TASK DESCRIPTION: Scan the lines below for the string "согласно" and copy every one that has it.
──────
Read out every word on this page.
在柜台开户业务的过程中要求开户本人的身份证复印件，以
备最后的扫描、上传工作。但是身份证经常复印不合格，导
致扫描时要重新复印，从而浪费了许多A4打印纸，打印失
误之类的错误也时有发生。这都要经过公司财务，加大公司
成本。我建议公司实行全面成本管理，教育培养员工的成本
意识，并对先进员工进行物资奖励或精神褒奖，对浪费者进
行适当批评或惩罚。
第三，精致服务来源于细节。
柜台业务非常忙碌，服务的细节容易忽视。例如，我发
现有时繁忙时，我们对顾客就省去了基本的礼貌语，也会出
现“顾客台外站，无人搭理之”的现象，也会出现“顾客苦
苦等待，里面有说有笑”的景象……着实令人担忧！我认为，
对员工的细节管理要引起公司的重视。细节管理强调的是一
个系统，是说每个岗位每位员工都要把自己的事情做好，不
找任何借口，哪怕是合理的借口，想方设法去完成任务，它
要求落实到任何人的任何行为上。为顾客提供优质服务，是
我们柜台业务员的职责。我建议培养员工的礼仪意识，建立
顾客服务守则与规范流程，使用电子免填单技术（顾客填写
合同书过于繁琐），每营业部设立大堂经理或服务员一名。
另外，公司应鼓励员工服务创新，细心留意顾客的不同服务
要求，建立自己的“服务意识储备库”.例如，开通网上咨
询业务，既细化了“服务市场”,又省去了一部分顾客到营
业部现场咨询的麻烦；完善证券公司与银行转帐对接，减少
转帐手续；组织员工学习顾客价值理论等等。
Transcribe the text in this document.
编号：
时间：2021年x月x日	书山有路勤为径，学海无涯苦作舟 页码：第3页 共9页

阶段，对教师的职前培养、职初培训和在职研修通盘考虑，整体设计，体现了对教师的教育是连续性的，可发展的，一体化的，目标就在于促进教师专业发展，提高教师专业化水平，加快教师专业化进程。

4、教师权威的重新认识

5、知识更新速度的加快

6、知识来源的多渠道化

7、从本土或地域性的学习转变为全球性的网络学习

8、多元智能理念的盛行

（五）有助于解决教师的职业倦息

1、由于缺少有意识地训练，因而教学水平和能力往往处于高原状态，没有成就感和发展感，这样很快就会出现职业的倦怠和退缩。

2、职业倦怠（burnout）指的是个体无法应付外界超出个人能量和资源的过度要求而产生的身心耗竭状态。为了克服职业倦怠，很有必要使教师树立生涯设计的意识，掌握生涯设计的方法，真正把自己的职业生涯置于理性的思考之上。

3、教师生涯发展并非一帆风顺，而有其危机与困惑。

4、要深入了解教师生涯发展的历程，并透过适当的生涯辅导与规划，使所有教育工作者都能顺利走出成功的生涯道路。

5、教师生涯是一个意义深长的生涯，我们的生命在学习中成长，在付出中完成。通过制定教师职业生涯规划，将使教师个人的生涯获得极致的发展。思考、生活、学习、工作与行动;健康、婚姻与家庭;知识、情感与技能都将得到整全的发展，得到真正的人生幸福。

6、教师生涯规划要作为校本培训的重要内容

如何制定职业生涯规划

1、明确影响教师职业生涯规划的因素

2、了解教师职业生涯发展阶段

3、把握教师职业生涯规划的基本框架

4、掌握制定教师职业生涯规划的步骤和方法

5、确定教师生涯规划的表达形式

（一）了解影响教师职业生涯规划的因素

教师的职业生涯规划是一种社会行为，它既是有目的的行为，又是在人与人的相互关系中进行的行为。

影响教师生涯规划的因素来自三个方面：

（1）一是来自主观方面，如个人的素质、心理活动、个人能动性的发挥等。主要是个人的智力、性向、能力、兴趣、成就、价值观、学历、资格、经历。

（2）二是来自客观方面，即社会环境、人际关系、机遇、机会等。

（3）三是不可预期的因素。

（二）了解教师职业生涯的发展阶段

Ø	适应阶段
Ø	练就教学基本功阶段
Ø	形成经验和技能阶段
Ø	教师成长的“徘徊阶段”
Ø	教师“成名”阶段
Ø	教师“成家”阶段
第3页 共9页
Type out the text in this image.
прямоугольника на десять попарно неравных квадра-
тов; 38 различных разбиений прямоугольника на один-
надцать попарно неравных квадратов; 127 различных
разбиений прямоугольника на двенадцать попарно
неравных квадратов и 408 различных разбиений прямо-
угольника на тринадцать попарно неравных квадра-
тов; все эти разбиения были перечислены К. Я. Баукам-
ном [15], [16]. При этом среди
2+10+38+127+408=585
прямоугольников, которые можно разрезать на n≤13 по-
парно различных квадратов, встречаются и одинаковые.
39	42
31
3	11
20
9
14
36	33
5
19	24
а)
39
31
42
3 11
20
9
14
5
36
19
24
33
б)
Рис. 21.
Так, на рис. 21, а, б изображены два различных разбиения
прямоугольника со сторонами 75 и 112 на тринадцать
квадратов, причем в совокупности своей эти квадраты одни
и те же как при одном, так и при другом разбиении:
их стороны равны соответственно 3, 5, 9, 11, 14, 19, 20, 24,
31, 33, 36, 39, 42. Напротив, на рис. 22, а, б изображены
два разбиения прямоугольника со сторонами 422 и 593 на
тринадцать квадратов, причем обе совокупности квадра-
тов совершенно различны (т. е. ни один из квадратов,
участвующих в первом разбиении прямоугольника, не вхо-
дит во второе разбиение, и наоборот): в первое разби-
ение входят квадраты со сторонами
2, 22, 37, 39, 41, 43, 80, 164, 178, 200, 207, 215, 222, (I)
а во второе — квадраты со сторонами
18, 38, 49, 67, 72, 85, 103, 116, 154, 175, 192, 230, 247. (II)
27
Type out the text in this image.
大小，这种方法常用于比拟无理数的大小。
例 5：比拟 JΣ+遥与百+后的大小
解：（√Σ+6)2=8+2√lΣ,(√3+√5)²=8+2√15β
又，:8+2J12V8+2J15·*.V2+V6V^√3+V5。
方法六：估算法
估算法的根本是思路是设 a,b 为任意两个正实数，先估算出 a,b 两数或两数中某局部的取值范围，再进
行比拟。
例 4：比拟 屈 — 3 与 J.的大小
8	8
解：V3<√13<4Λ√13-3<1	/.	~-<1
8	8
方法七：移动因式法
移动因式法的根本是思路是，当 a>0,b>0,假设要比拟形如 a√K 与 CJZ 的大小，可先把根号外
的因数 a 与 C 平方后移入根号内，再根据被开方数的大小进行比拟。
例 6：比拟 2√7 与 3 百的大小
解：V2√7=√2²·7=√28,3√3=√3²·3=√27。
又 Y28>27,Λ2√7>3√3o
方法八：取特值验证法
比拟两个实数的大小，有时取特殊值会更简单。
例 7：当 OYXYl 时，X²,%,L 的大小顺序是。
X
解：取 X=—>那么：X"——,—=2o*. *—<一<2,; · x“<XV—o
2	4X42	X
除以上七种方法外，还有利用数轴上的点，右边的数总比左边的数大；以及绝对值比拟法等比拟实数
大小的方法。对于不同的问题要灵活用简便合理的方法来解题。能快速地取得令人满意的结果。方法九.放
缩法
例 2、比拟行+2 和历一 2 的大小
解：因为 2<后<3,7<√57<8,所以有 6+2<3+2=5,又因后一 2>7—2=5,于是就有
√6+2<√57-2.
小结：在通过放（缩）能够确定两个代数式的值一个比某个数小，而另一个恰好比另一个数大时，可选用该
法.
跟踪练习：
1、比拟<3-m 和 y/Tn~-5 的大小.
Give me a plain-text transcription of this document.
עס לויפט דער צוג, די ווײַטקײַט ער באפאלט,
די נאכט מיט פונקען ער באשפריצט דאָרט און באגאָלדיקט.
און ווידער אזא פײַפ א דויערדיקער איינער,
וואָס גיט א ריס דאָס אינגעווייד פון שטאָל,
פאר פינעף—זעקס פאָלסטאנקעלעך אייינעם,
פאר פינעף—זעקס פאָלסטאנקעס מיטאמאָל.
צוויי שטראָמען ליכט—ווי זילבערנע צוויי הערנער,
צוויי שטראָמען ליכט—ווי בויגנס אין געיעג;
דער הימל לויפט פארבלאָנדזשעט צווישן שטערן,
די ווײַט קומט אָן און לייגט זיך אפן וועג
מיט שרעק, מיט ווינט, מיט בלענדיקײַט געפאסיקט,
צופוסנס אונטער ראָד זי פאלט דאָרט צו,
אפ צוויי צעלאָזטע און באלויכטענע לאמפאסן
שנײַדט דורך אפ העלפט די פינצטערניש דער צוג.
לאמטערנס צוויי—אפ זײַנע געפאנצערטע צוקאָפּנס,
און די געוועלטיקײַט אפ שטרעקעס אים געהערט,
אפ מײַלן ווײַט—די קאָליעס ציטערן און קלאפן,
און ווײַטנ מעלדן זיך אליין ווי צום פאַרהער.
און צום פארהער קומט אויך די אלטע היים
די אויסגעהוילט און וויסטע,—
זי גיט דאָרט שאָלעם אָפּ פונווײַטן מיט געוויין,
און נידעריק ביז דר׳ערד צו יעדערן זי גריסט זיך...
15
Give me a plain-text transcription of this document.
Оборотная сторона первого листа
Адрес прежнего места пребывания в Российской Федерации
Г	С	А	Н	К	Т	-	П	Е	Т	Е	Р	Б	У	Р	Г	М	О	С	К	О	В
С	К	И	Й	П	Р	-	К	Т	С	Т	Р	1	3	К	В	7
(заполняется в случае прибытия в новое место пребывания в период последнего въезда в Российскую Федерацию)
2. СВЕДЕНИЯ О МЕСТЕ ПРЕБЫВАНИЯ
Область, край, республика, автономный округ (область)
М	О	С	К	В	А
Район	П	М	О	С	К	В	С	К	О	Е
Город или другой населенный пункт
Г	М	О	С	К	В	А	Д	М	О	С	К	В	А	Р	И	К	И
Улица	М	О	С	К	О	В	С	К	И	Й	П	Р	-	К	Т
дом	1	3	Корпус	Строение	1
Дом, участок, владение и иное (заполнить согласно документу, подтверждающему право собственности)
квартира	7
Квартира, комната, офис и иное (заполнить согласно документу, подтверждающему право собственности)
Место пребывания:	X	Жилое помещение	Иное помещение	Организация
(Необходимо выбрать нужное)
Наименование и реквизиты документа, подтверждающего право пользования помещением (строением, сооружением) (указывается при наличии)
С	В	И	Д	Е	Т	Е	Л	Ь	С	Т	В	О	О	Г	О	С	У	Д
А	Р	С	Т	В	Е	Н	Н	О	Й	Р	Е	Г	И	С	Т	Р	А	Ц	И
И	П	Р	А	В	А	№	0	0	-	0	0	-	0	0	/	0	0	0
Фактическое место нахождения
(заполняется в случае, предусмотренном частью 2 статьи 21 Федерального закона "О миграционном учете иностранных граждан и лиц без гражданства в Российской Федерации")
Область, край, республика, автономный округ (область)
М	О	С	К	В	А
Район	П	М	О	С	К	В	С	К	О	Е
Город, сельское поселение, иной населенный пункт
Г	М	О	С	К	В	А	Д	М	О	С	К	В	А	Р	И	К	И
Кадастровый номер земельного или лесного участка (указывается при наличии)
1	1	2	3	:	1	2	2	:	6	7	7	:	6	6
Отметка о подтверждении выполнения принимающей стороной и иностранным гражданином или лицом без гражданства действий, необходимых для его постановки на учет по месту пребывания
──────
FULL OUTPUT:
Дом, участок, владение и иное (заполнить согласно документу, подтверждающему право собственности)
Квартира, комната, офис и иное (заполнить согласно документу, подтверждающему право собственности)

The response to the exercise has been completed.